§ WHAT TO DO:
Take each line containing "diſtillation" and report it exactly as written.

(Stored items)
Begin

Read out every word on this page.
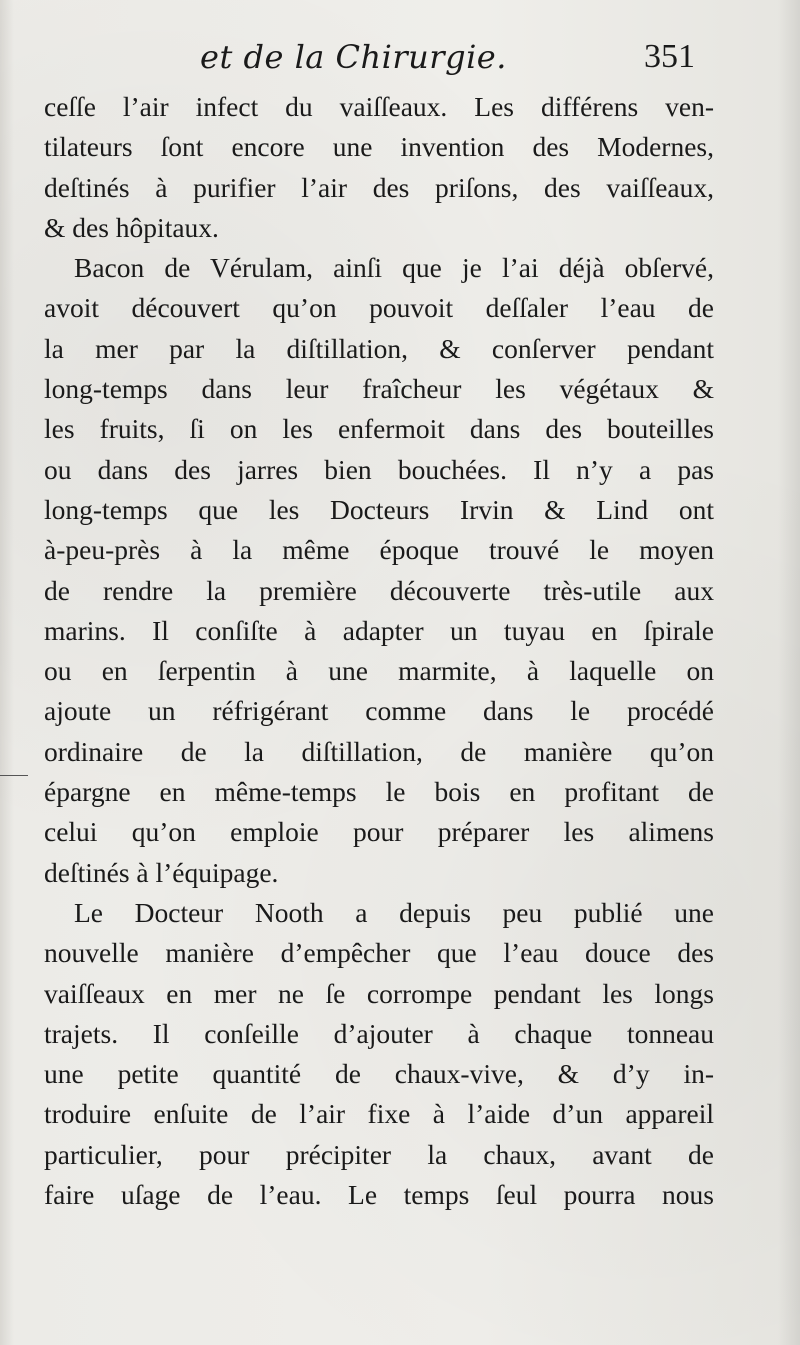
et de la Chirurgie.	351
ceſſe l’air infect du vaiſſeaux. Les différens ven-
tilateurs ſont encore une invention des Modernes,
deſtinés à purifier l’air des priſons, des vaiſſeaux,
& des hôpitaux.
Bacon de Vérulam, ainſi que je l’ai déjà obſervé,
avoit découvert qu’on pouvoit deſſaler l’eau de
la mer par la diſtillation, & conſerver pendant
long-temps dans leur fraîcheur les végétaux &
les fruits, ſi on les enfermoit dans des bouteilles
ou dans des jarres bien bouchées. Il n’y a pas
long-temps que les Docteurs Irvin & Lind ont
à-peu-près à la même époque trouvé le moyen
de rendre la première découverte très-utile aux
marins. Il conſiſte à adapter un tuyau en ſpirale
ou en ſerpentin à une marmite, à laquelle on
ajoute un réfrigérant comme dans le procédé
ordinaire de la diſtillation, de manière qu’on
épargne en même-temps le bois en profitant de
celui qu’on emploie pour préparer les alimens
deſtinés à l’équipage.
Le Docteur Nooth a depuis peu publié une
nouvelle manière d’empêcher que l’eau douce des
vaiſſeaux en mer ne ſe corrompe pendant les longs
trajets. Il conſeille d’ajouter à chaque tonneau
une petite quantité de chaux-vive, & d’y in-
troduire enſuite de l’air fixe à l’aide d’un appareil
particulier, pour précipiter la chaux, avant de
faire uſage de l’eau. Le temps ſeul pourra nous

End

§ WRITTEN ANSWER:
la mer par la diſtillation, & conſerver pendant
ordinaire de la diſtillation, de manière qu’on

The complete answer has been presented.